(Excerpts from a figure dataset)
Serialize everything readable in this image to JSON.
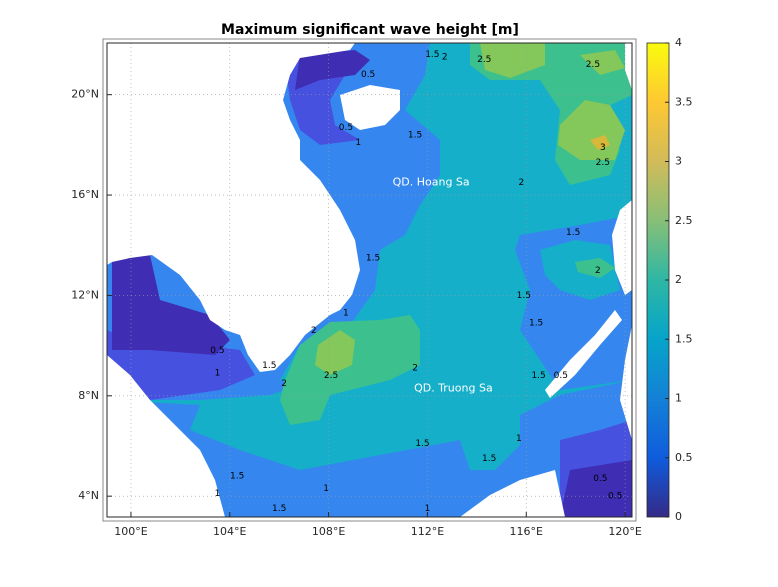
{
  "chart_data": {
    "type": "contour-map",
    "title": "Maximum significant wave height [m]",
    "xlim": [
      99.03,
      120.28
    ],
    "ylim": [
      3.17,
      22.06
    ],
    "xticks": [
      {
        "value": 100,
        "label": "100°E"
      },
      {
        "value": 104,
        "label": "104°E"
      },
      {
        "value": 108,
        "label": "108°E"
      },
      {
        "value": 112,
        "label": "112°E"
      },
      {
        "value": 116,
        "label": "116°E"
      },
      {
        "value": 120,
        "label": "120°E"
      }
    ],
    "yticks": [
      {
        "value": 4,
        "label": "4°N"
      },
      {
        "value": 8,
        "label": "8°N"
      },
      {
        "value": 12,
        "label": "12°N"
      },
      {
        "value": 16,
        "label": "16°N"
      },
      {
        "value": 20,
        "label": "20°N"
      }
    ],
    "grid": true,
    "colorbar": {
      "clim": [
        0,
        4
      ],
      "ticks": [
        0,
        0.5,
        1,
        1.5,
        2,
        2.5,
        3,
        3.5,
        4
      ],
      "colormap": [
        "#352a87",
        "#0f5cdd",
        "#1481d6",
        "#06a4ca",
        "#2eb7a4",
        "#87bf77",
        "#d1bb59",
        "#fec832",
        "#f9fb0e"
      ]
    },
    "annotations": [
      {
        "text": "QD. Hoang Sa",
        "lon": 112.15,
        "lat": 16.5
      },
      {
        "text": "QD. Truong Sa",
        "lon": 113.05,
        "lat": 8.3
      }
    ],
    "contour_labels": [
      {
        "value": 0.5,
        "lon": 109.6,
        "lat": 20.8
      },
      {
        "value": 1.5,
        "lon": 112.2,
        "lat": 21.6
      },
      {
        "value": 2,
        "lon": 112.7,
        "lat": 21.5
      },
      {
        "value": 2.5,
        "lon": 114.3,
        "lat": 21.4
      },
      {
        "value": 2.5,
        "lon": 118.7,
        "lat": 21.2
      },
      {
        "value": 0.5,
        "lon": 108.7,
        "lat": 18.7
      },
      {
        "value": 1,
        "lon": 109.2,
        "lat": 18.1
      },
      {
        "value": 1.5,
        "lon": 111.5,
        "lat": 18.4
      },
      {
        "value": 3,
        "lon": 119.1,
        "lat": 17.9
      },
      {
        "value": 2.5,
        "lon": 119.1,
        "lat": 17.3
      },
      {
        "value": 2,
        "lon": 115.8,
        "lat": 16.5
      },
      {
        "value": 1.5,
        "lon": 117.9,
        "lat": 14.5
      },
      {
        "value": 2,
        "lon": 118.9,
        "lat": 13.0
      },
      {
        "value": 1.5,
        "lon": 109.8,
        "lat": 13.5
      },
      {
        "value": 1.5,
        "lon": 115.9,
        "lat": 12.0
      },
      {
        "value": 1.5,
        "lon": 116.4,
        "lat": 10.9
      },
      {
        "value": 1,
        "lon": 108.7,
        "lat": 11.3
      },
      {
        "value": 0.5,
        "lon": 103.5,
        "lat": 9.8
      },
      {
        "value": 1,
        "lon": 103.5,
        "lat": 8.9
      },
      {
        "value": 2,
        "lon": 107.4,
        "lat": 10.6
      },
      {
        "value": 2,
        "lon": 106.2,
        "lat": 8.5
      },
      {
        "value": 2.5,
        "lon": 108.1,
        "lat": 8.8
      },
      {
        "value": 2,
        "lon": 111.5,
        "lat": 9.1
      },
      {
        "value": 1.5,
        "lon": 105.6,
        "lat": 9.2
      },
      {
        "value": 1.5,
        "lon": 116.5,
        "lat": 8.8
      },
      {
        "value": 0.5,
        "lon": 117.4,
        "lat": 8.8
      },
      {
        "value": 1.5,
        "lon": 111.8,
        "lat": 6.1
      },
      {
        "value": 1.5,
        "lon": 114.5,
        "lat": 5.5
      },
      {
        "value": 1,
        "lon": 115.7,
        "lat": 6.3
      },
      {
        "value": 1.5,
        "lon": 104.3,
        "lat": 4.8
      },
      {
        "value": 1,
        "lon": 103.5,
        "lat": 4.1
      },
      {
        "value": 1.5,
        "lon": 106.0,
        "lat": 3.5
      },
      {
        "value": 1,
        "lon": 107.9,
        "lat": 4.3
      },
      {
        "value": 1,
        "lon": 112.0,
        "lat": 3.5
      },
      {
        "value": 0.5,
        "lon": 119.0,
        "lat": 4.7
      },
      {
        "value": 0.5,
        "lon": 119.6,
        "lat": 4.0
      }
    ]
  }
}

**SET EXERCISE**
Reproduce the listing above exactly, excluding all pictures.

**EXERCISE OUTPUT**
Serialize everything readable in this image to JSON.
{
  "chart_data": {
    "type": "contour-map",
    "title": "Maximum significant wave height [m]",
    "xlim": [
      99.03,
      120.28
    ],
    "ylim": [
      3.17,
      22.06
    ],
    "xticks": [
      {
        "value": 100,
        "label": "100°E"
      },
      {
        "value": 104,
        "label": "104°E"
      },
      {
        "value": 108,
        "label": "108°E"
      },
      {
        "value": 112,
        "label": "112°E"
      },
      {
        "value": 116,
        "label": "116°E"
      },
      {
        "value": 120,
        "label": "120°E"
      }
    ],
    "yticks": [
      {
        "value": 4,
        "label": "4°N"
      },
      {
        "value": 8,
        "label": "8°N"
      },
      {
        "value": 12,
        "label": "12°N"
      },
      {
        "value": 16,
        "label": "16°N"
      },
      {
        "value": 20,
        "label": "20°N"
      }
    ],
    "grid": true,
    "colorbar": {
      "clim": [
        0,
        4
      ],
      "ticks": [
        0,
        0.5,
        1,
        1.5,
        2,
        2.5,
        3,
        3.5,
        4
      ],
      "colormap": [
        "#352a87",
        "#0f5cdd",
        "#1481d6",
        "#06a4ca",
        "#2eb7a4",
        "#87bf77",
        "#d1bb59",
        "#fec832",
        "#f9fb0e"
      ]
    },
    "annotations": [
      {
        "text": "QD. Hoang Sa",
        "lon": 112.15,
        "lat": 16.5
      },
      {
        "text": "QD. Truong Sa",
        "lon": 113.05,
        "lat": 8.3
      }
    ],
    "contour_labels": [
      {
        "value": 0.5,
        "lon": 109.6,
        "lat": 20.8
      },
      {
        "value": 1.5,
        "lon": 112.2,
        "lat": 21.6
      },
      {
        "value": 2,
        "lon": 112.7,
        "lat": 21.5
      },
      {
        "value": 2.5,
        "lon": 114.3,
        "lat": 21.4
      },
      {
        "value": 2.5,
        "lon": 118.7,
        "lat": 21.2
      },
      {
        "value": 0.5,
        "lon": 108.7,
        "lat": 18.7
      },
      {
        "value": 1,
        "lon": 109.2,
        "lat": 18.1
      },
      {
        "value": 1.5,
        "lon": 111.5,
        "lat": 18.4
      },
      {
        "value": 3,
        "lon": 119.1,
        "lat": 17.9
      },
      {
        "value": 2.5,
        "lon": 119.1,
        "lat": 17.3
      },
      {
        "value": 2,
        "lon": 115.8,
        "lat": 16.5
      },
      {
        "value": 1.5,
        "lon": 117.9,
        "lat": 14.5
      },
      {
        "value": 2,
        "lon": 118.9,
        "lat": 13.0
      },
      {
        "value": 1.5,
        "lon": 109.8,
        "lat": 13.5
      },
      {
        "value": 1.5,
        "lon": 115.9,
        "lat": 12.0
      },
      {
        "value": 1.5,
        "lon": 116.4,
        "lat": 10.9
      },
      {
        "value": 1,
        "lon": 108.7,
        "lat": 11.3
      },
      {
        "value": 0.5,
        "lon": 103.5,
        "lat": 9.8
      },
      {
        "value": 1,
        "lon": 103.5,
        "lat": 8.9
      },
      {
        "value": 2,
        "lon": 107.4,
        "lat": 10.6
      },
      {
        "value": 2,
        "lon": 106.2,
        "lat": 8.5
      },
      {
        "value": 2.5,
        "lon": 108.1,
        "lat": 8.8
      },
      {
        "value": 2,
        "lon": 111.5,
        "lat": 9.1
      },
      {
        "value": 1.5,
        "lon": 105.6,
        "lat": 9.2
      },
      {
        "value": 1.5,
        "lon": 116.5,
        "lat": 8.8
      },
      {
        "value": 0.5,
        "lon": 117.4,
        "lat": 8.8
      },
      {
        "value": 1.5,
        "lon": 111.8,
        "lat": 6.1
      },
      {
        "value": 1.5,
        "lon": 114.5,
        "lat": 5.5
      },
      {
        "value": 1,
        "lon": 115.7,
        "lat": 6.3
      },
      {
        "value": 1.5,
        "lon": 104.3,
        "lat": 4.8
      },
      {
        "value": 1,
        "lon": 103.5,
        "lat": 4.1
      },
      {
        "value": 1.5,
        "lon": 106.0,
        "lat": 3.5
      },
      {
        "value": 1,
        "lon": 107.9,
        "lat": 4.3
      },
      {
        "value": 1,
        "lon": 112.0,
        "lat": 3.5
      },
      {
        "value": 0.5,
        "lon": 119.0,
        "lat": 4.7
      },
      {
        "value": 0.5,
        "lon": 119.6,
        "lat": 4.0
      }
    ]
  }
}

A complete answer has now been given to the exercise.